# Exercise requirements
[1] Please retype the part of the post about the Trump surname that opens with the words containing "Trump — Shame" and closes with "being flippant, either.".
[2] In the post about the Trump surname, who wrote the Vox piece on people who share that last name?

-- Start Source text --

Trump — Shame in the Name

August 12, 2016

16458226596_ae9dbb782b_zFog starting to burn-off this mid-morning Friday on California’s north coast. Yesterday afternoon was about as-good-as-it-gets weather-wise around here, and I’m not being flippant, either.

No joke, only “SARCASM” seriously folks (HuffPost):

“In American history, we’ve never had a major presidential candidate who fabricated facts with the regularity of Donald Trump,” said Douglas Brinkley, a history professor at Rice University.
“He just simply makes up things.”

Reprehensible-name branding…

(Illustration: Donald Trump, ‘Basic Shapes,‘ by caricaturist/illustrator Chong Jit Leong, found here).

The Donald is indeed worthy of Time magazine’s cover-and-story: ‘Meltdown.’
He’s becoming so obvious, it’s starting to become a shameful, embarrassing sucking down the drain.
The very name, ‘Trump,’ is already synonymous with deep division, tainted with asshole. Cutting through all the chatter, what’s with ‘Trump,’ the last name? Supposedly, there’s 4,788 people across the US who share the last name Trump, but are of absolutely no relations — how shitty their daily lives have become in just a few months.
Zachary Crockett at Vox last Tuesday checked out the horror of namesakes, and interviewed a few of these poor souls (h/t The Big Picture).
Apparently, for awhile it was fun, then not so much:

“A taxi driver, or a waiter would look at my card and say, ‘Ohhh, The Art of the Deal!’” says Don, who later moved to Norfolk to work as a technician.
“To a lot of working people, Trump meant money and success. I’d get treated nicer — they thought I was a rich relative.”

-- End Source text --
-- Start Items --

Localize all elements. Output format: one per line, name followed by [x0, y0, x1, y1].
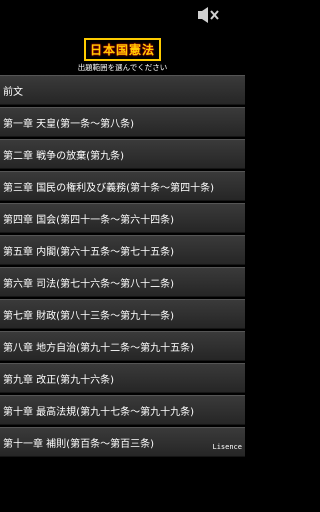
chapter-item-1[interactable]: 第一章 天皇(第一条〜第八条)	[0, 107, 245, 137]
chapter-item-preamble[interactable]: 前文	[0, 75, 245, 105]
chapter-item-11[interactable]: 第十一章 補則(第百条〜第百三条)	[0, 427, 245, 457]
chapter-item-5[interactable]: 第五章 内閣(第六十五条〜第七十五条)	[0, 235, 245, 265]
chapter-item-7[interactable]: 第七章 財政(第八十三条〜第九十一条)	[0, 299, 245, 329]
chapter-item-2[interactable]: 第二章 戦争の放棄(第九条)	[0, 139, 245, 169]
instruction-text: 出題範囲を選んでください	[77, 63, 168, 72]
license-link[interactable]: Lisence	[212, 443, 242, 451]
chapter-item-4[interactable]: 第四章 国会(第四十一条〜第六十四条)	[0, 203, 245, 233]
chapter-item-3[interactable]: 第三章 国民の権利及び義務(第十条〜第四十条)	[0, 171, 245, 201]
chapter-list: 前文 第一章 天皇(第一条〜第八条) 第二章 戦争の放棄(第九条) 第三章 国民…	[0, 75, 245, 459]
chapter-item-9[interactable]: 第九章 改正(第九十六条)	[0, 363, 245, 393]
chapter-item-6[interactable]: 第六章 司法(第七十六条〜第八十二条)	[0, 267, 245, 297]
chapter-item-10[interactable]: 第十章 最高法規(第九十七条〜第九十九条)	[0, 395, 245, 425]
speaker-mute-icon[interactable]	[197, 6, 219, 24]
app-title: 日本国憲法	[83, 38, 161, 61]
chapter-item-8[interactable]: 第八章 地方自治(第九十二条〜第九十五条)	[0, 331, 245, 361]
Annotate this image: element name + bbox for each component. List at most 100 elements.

-- End Items --
-- Start Items --

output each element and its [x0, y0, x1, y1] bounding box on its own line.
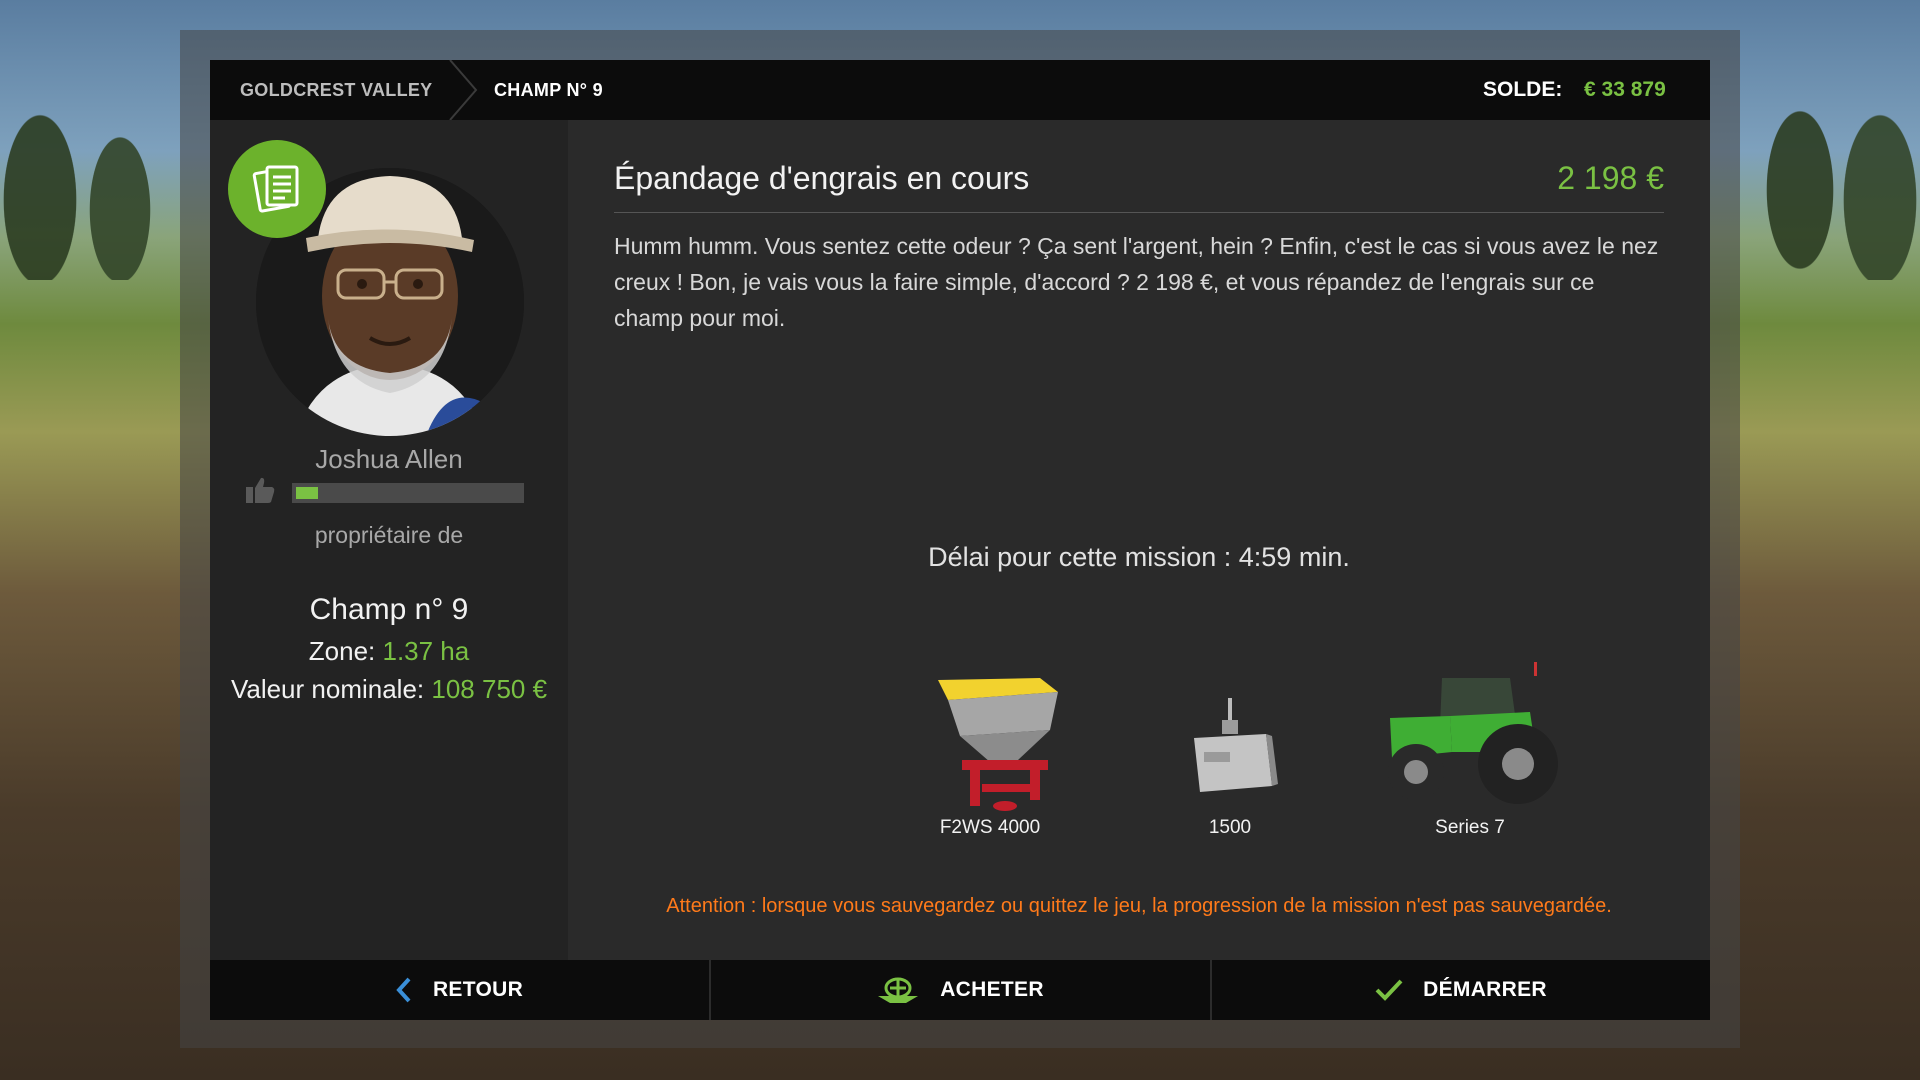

-- End Items --

# Results for the exercise
[1]
Trump — Shame in the Name

August 12, 2016

16458226596_ae9dbb782b_zFog starting to burn-off this mid-morning Friday on California’s north coast. Yesterday afternoon was about as-good-as-it-gets weather-wise around here, and I’m not being flippant, either.

[2] Zachary Crockett